O principal objetivo desta Diretiva é promover alternativas capazes de aumentar o ciclo de vida de alguns bens de consumo, incentivando a reparação de bens ao invés da sua substituição ou compra de novos bens que sirvam o mesmo fim.
A Diretiva prevê regras que reforçam as disposições relativas à reparação de bens, mesmo quando o prazo de garantia legal já tenha terminado. Regras que, por sua vez, se traduzem numa obrigação acrescida de reparação para os produtores, uma vez verificados os respetivos requisitos.
A presente Diretiva não se aplica a qualquer bem de consumo. Nessa medida, o seu âmbito de aplicação difere do âmbito de aplicação do Decreto-Lei n.º 84/2021, de 18 de Outubro, que transpõe as Diretivas (UE) 2019/771 e (UE) 2019/770 e que regula os direitos do consumidor na compra e venda de qualquer bem, conteúdo ou serviço digital de consumo.

■ Informação fornecida
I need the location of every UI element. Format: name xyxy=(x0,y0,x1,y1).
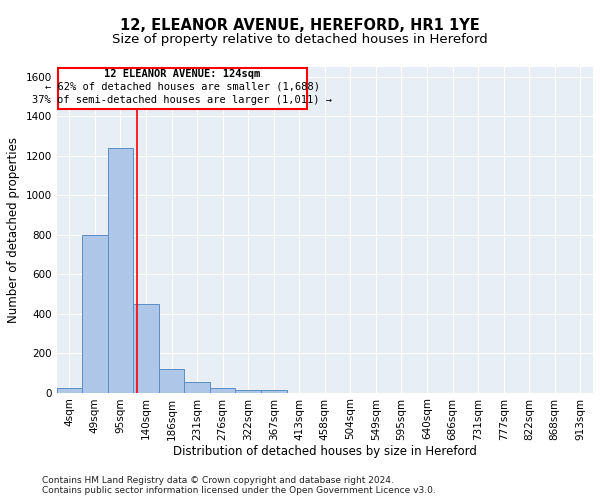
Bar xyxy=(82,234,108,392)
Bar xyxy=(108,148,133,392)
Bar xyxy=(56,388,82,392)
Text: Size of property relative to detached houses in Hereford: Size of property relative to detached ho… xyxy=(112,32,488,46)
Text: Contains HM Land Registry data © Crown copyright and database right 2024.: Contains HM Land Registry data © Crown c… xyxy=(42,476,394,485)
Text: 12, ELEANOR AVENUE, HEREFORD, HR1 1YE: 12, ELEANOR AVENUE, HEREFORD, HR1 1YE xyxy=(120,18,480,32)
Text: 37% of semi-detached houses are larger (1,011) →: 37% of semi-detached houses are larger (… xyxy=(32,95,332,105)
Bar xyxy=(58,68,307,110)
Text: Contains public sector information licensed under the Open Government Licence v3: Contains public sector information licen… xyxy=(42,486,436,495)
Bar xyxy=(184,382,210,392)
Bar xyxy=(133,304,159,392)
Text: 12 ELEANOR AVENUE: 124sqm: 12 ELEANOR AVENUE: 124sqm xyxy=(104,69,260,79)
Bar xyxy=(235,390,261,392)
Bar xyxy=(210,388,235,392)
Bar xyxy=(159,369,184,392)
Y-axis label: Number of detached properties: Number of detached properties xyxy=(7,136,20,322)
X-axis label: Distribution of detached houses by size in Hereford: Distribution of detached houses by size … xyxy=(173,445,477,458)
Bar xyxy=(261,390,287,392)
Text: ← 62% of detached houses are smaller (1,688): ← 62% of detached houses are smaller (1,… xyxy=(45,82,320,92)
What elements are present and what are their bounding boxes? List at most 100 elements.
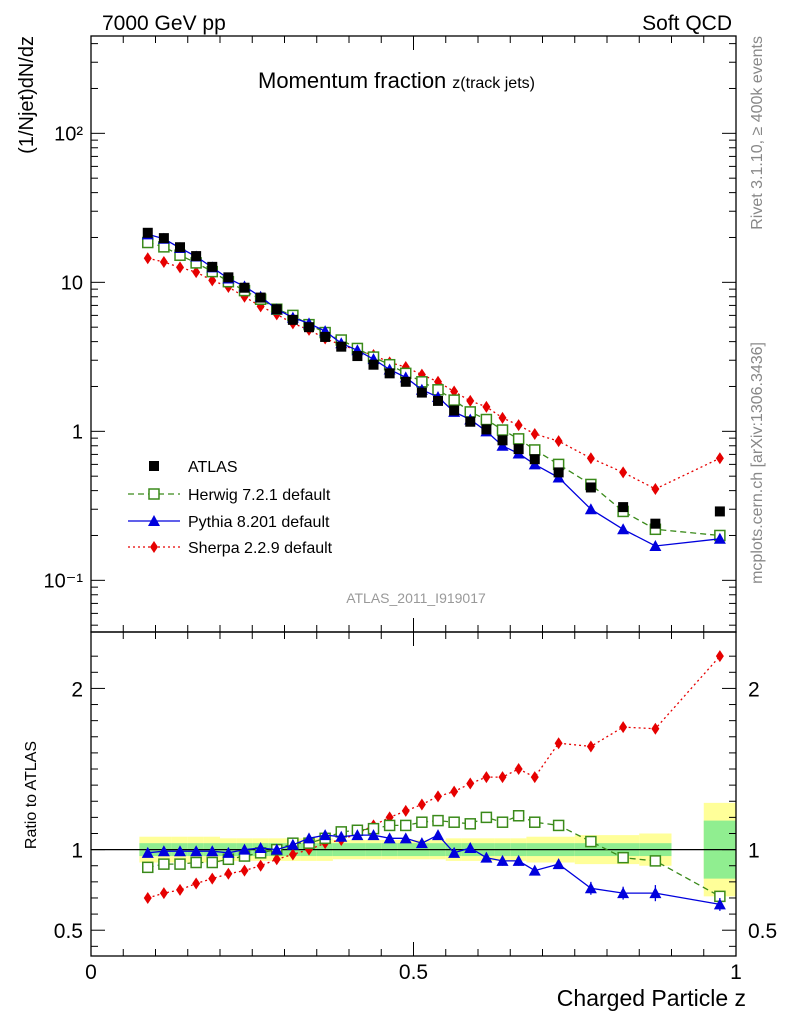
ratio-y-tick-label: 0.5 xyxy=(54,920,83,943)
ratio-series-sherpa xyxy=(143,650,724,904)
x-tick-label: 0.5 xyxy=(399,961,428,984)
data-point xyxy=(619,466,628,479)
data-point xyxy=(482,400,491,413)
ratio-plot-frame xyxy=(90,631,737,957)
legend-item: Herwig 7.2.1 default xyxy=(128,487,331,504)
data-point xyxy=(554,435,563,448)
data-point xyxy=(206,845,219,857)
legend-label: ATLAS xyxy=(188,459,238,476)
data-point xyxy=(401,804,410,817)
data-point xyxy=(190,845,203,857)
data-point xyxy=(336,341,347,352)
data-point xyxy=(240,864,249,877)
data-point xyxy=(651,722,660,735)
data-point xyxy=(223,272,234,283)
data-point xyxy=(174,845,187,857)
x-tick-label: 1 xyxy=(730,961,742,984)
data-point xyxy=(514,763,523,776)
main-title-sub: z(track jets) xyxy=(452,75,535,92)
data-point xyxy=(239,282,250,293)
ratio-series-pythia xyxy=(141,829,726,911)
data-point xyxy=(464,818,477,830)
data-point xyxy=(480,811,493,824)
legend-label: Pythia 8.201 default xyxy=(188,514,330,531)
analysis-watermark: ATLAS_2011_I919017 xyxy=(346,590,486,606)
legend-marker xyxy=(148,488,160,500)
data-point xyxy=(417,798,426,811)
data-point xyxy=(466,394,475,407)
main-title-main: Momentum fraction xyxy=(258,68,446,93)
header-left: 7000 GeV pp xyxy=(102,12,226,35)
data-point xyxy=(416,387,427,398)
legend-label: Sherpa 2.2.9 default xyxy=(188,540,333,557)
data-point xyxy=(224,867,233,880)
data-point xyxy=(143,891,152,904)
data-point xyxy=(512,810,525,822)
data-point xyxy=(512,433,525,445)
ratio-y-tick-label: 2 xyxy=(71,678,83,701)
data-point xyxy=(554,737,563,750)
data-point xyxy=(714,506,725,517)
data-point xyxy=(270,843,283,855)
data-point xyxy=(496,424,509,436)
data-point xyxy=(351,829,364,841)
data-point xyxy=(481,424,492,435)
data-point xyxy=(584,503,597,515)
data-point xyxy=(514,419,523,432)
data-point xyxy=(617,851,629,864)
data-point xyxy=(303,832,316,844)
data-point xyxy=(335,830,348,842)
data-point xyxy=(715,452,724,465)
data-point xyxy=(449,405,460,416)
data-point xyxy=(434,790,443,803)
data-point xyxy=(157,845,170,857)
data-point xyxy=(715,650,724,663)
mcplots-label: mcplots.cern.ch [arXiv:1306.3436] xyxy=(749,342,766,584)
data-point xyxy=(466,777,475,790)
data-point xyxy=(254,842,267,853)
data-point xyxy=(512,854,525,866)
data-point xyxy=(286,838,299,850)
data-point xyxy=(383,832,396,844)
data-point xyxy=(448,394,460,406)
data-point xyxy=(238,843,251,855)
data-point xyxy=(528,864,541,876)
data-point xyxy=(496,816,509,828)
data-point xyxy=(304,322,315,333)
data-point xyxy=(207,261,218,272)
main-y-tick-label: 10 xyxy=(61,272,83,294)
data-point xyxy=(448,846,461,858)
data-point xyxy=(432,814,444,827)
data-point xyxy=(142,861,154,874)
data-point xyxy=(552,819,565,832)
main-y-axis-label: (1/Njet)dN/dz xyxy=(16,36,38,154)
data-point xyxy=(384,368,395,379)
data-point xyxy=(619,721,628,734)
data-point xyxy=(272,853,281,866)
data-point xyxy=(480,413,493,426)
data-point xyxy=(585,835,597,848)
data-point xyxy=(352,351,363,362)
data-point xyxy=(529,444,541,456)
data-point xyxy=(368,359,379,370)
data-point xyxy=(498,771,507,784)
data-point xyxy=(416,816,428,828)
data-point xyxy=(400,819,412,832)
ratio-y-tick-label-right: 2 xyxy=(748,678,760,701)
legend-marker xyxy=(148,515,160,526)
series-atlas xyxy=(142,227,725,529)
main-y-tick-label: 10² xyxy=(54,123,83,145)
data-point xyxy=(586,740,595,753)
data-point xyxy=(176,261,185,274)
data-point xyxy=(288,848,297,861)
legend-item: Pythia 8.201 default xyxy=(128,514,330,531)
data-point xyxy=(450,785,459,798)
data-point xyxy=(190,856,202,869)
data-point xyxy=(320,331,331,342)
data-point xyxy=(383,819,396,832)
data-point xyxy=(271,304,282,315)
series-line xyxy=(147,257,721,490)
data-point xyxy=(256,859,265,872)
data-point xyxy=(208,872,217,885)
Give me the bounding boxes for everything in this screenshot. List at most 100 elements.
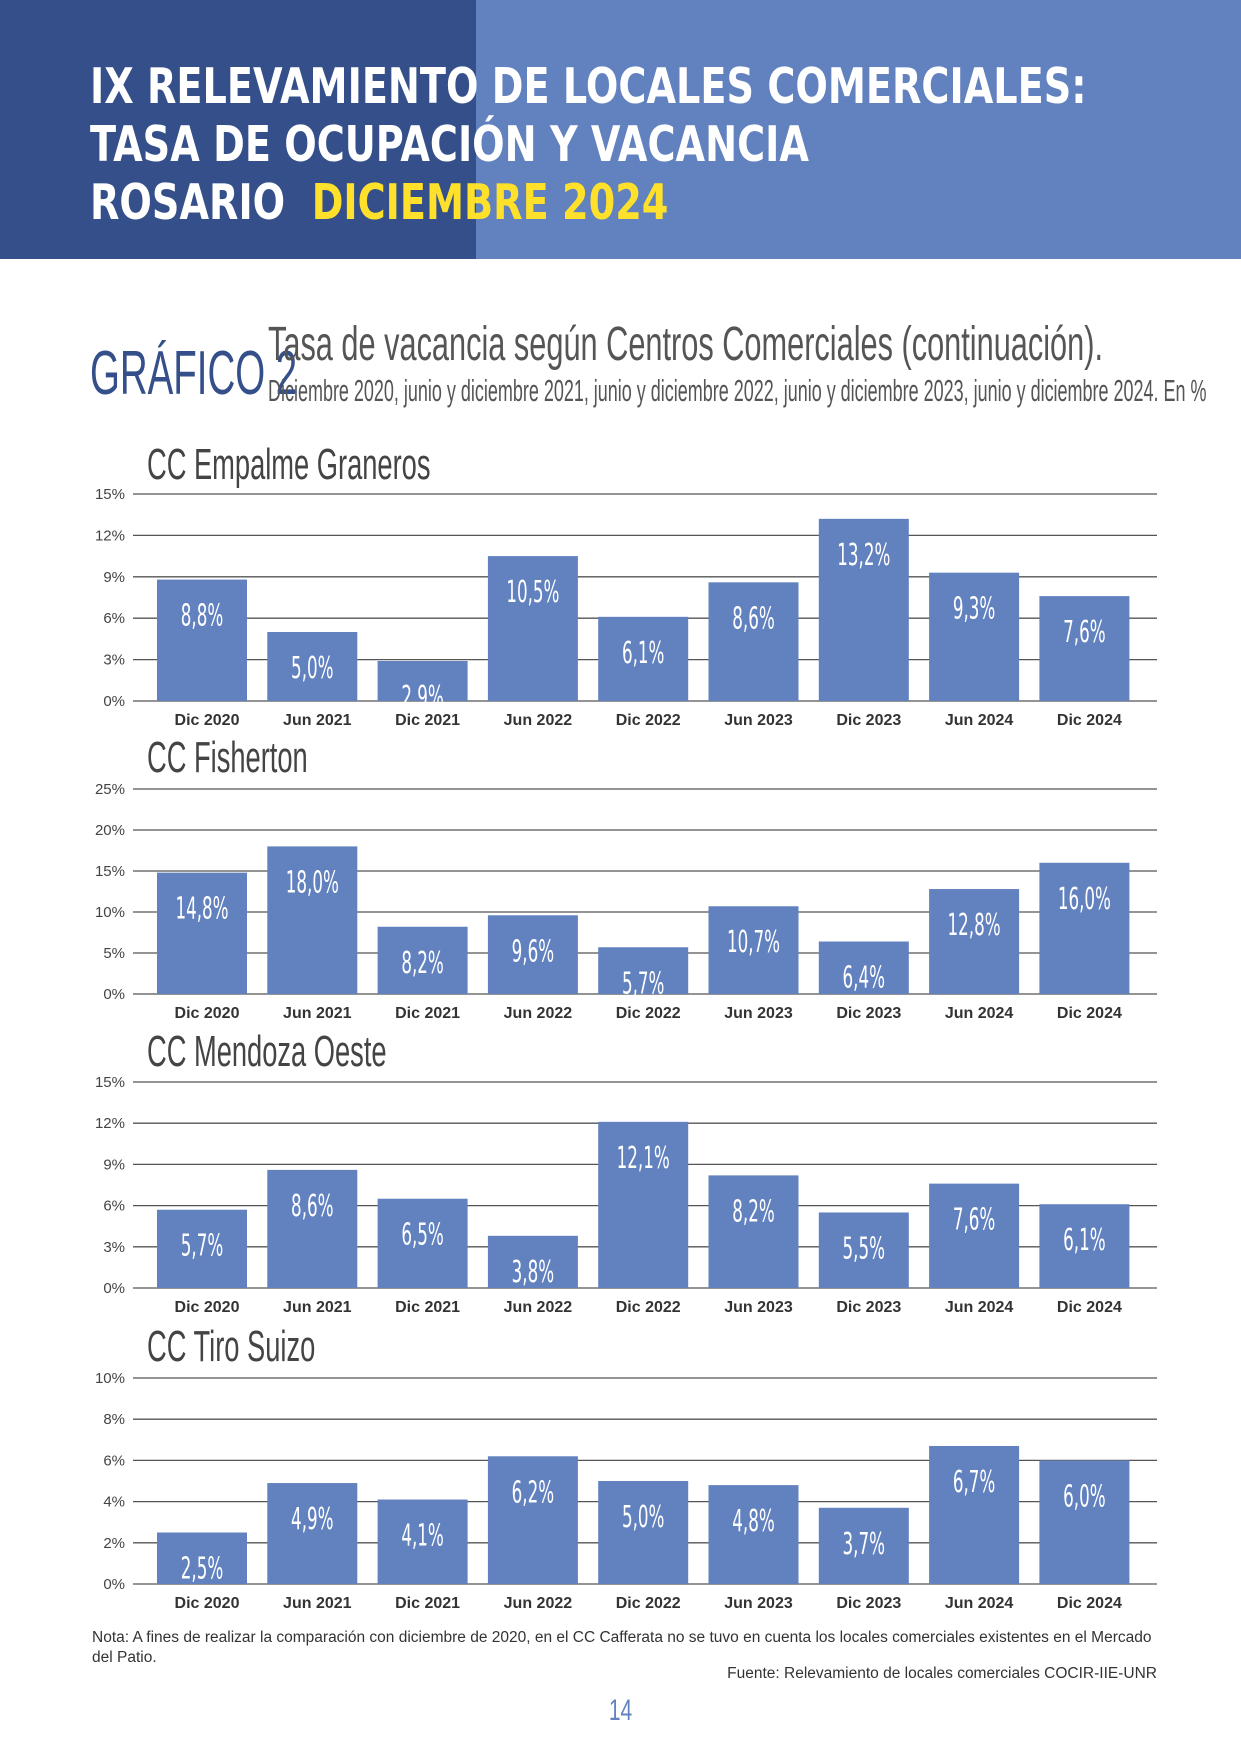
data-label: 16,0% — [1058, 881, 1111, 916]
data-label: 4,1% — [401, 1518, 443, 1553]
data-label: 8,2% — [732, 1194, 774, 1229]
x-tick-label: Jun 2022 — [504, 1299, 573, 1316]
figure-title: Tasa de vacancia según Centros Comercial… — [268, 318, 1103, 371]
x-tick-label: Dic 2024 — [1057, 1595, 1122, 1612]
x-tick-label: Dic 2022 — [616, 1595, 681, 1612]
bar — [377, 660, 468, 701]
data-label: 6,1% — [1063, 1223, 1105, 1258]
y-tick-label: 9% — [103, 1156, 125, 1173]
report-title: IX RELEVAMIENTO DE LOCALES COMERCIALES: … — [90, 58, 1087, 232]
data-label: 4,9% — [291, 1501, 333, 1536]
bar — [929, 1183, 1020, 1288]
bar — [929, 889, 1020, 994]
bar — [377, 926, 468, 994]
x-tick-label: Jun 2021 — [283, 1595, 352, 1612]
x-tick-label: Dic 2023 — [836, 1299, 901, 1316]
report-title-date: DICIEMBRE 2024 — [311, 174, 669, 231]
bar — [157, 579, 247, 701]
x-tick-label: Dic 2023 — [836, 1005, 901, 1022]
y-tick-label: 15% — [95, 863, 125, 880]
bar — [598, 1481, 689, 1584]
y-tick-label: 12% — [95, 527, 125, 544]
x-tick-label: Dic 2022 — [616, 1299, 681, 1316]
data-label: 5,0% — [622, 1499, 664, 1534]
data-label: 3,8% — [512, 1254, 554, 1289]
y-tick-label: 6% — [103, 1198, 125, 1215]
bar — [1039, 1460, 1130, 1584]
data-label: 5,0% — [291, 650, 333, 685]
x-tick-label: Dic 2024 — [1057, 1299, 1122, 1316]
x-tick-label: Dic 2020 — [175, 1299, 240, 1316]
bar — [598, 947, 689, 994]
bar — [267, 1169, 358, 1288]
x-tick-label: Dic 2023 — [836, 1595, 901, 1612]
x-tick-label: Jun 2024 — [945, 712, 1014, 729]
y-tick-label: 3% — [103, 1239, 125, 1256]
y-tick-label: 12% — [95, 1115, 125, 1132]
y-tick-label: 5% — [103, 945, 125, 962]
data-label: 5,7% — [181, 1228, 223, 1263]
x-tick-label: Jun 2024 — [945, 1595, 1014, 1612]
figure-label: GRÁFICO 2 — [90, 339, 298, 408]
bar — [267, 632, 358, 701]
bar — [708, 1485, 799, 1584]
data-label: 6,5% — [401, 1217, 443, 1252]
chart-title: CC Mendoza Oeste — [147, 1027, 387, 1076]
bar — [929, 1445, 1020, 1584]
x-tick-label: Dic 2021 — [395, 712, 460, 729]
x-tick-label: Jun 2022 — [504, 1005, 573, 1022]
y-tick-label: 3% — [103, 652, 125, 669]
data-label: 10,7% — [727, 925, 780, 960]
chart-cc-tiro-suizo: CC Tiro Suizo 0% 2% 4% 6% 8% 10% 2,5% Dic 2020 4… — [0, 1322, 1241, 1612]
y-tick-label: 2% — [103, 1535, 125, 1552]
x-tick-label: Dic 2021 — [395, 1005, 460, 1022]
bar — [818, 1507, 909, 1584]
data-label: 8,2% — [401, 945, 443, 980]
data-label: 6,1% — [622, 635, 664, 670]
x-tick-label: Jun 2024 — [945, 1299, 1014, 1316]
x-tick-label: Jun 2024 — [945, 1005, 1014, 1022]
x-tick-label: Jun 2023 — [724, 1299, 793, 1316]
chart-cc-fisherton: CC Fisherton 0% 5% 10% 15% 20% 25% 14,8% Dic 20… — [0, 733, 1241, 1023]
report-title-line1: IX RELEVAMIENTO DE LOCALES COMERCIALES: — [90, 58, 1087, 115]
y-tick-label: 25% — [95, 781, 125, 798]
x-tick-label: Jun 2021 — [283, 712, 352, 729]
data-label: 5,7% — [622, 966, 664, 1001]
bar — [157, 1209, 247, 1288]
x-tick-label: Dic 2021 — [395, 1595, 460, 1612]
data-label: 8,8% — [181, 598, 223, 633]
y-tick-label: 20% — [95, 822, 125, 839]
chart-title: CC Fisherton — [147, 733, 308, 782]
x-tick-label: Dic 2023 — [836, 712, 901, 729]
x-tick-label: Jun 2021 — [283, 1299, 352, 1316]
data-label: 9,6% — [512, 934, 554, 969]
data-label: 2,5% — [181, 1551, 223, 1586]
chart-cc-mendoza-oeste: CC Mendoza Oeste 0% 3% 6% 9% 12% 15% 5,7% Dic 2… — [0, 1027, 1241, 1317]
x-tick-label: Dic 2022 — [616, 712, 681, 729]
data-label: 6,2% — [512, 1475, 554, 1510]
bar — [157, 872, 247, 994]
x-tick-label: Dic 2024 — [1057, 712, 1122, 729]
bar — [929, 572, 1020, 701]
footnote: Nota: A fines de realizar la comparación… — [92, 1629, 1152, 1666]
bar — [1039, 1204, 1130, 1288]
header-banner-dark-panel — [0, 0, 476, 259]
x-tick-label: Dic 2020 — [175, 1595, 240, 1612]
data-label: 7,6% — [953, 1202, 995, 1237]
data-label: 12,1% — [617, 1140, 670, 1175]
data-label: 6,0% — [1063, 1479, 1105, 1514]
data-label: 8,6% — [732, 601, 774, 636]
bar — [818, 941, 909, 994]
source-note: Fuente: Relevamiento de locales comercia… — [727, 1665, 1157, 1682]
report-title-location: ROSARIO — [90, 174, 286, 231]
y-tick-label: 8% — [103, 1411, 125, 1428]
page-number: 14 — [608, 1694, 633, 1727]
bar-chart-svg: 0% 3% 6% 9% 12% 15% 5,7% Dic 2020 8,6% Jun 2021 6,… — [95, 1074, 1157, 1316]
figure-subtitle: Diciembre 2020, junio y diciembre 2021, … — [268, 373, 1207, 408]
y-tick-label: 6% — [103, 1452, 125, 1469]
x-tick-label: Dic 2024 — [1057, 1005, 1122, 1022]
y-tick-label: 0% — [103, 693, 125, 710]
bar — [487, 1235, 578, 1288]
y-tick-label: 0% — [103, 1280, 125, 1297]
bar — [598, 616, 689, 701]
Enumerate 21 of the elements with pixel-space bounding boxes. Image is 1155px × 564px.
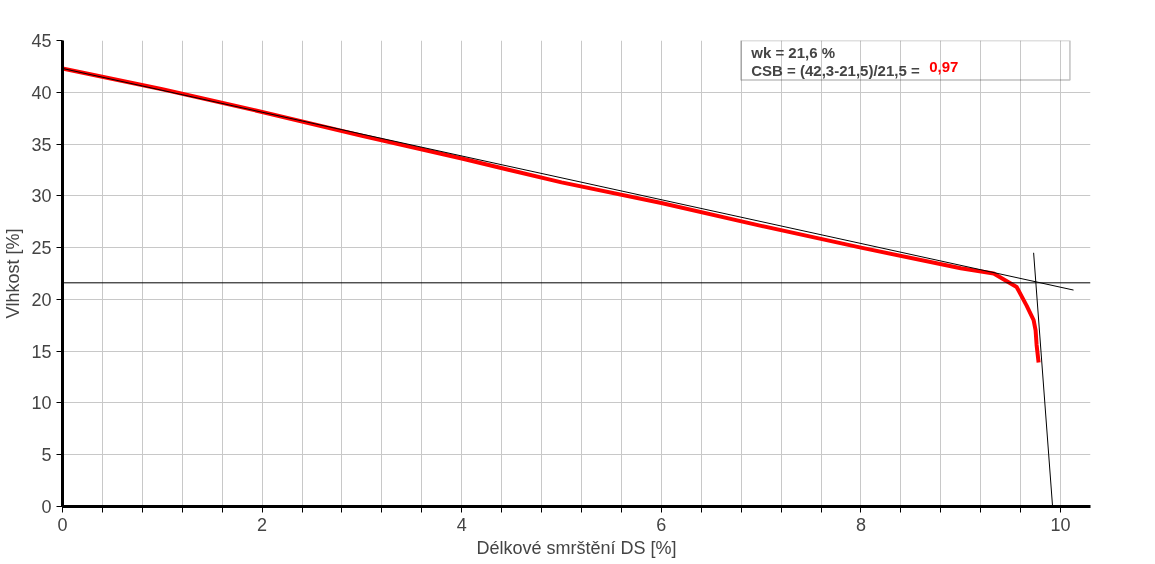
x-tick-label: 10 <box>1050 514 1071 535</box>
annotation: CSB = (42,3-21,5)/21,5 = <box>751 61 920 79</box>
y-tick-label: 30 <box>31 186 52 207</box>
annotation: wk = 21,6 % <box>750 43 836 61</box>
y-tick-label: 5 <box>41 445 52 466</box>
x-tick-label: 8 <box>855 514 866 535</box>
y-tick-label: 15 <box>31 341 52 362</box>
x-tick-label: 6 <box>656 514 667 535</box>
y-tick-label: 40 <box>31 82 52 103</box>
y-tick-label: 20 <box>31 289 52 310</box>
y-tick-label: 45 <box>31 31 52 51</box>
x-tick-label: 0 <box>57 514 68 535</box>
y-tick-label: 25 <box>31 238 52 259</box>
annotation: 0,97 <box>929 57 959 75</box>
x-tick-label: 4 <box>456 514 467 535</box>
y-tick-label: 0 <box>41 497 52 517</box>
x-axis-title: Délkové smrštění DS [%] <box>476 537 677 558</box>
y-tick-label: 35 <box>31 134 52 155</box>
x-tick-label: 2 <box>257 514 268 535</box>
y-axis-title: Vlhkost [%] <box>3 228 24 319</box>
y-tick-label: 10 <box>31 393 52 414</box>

■ Desafios
1. Indique se cada afirmação está de acordo com o texto sobre a Diretiva e justifique com as palavras exatas do texto. (a) A Diretiva aplica-se a qualquer bem de consumo. (b) As regras da Diretiva abrangem a reparação de bens mesmo depois de terminado o prazo de garantia legal. (c) O Decreto-Lei n.º 84/2021 transpõe a Diretiva (UE) 2019/771.
2. Reescreva um trecho do texto sobre a Diretiva, trocando "produtores" por "fabricantes". Comece nas palavras "A Diretiva prevê" e termine depois de "os respetivos requisitos.".

■ As respostas
1.
(a) Não: "A presente Diretiva não se aplica a qualquer bem de consumo."
(b) Sim: "mesmo quando o prazo de garantia legal já tenha terminado"
(c) Sim: "que transpõe as Diretivas (UE) 2019/771 e (UE) 2019/770"

2.
A Diretiva prevê regras que reforçam as disposições relativas à reparação de bens, mesmo quando o prazo de garantia legal já tenha terminado. Regras que, por sua vez, se traduzem numa obrigação acrescida de reparação para os fabricantes, uma vez verificados os respetivos requisitos.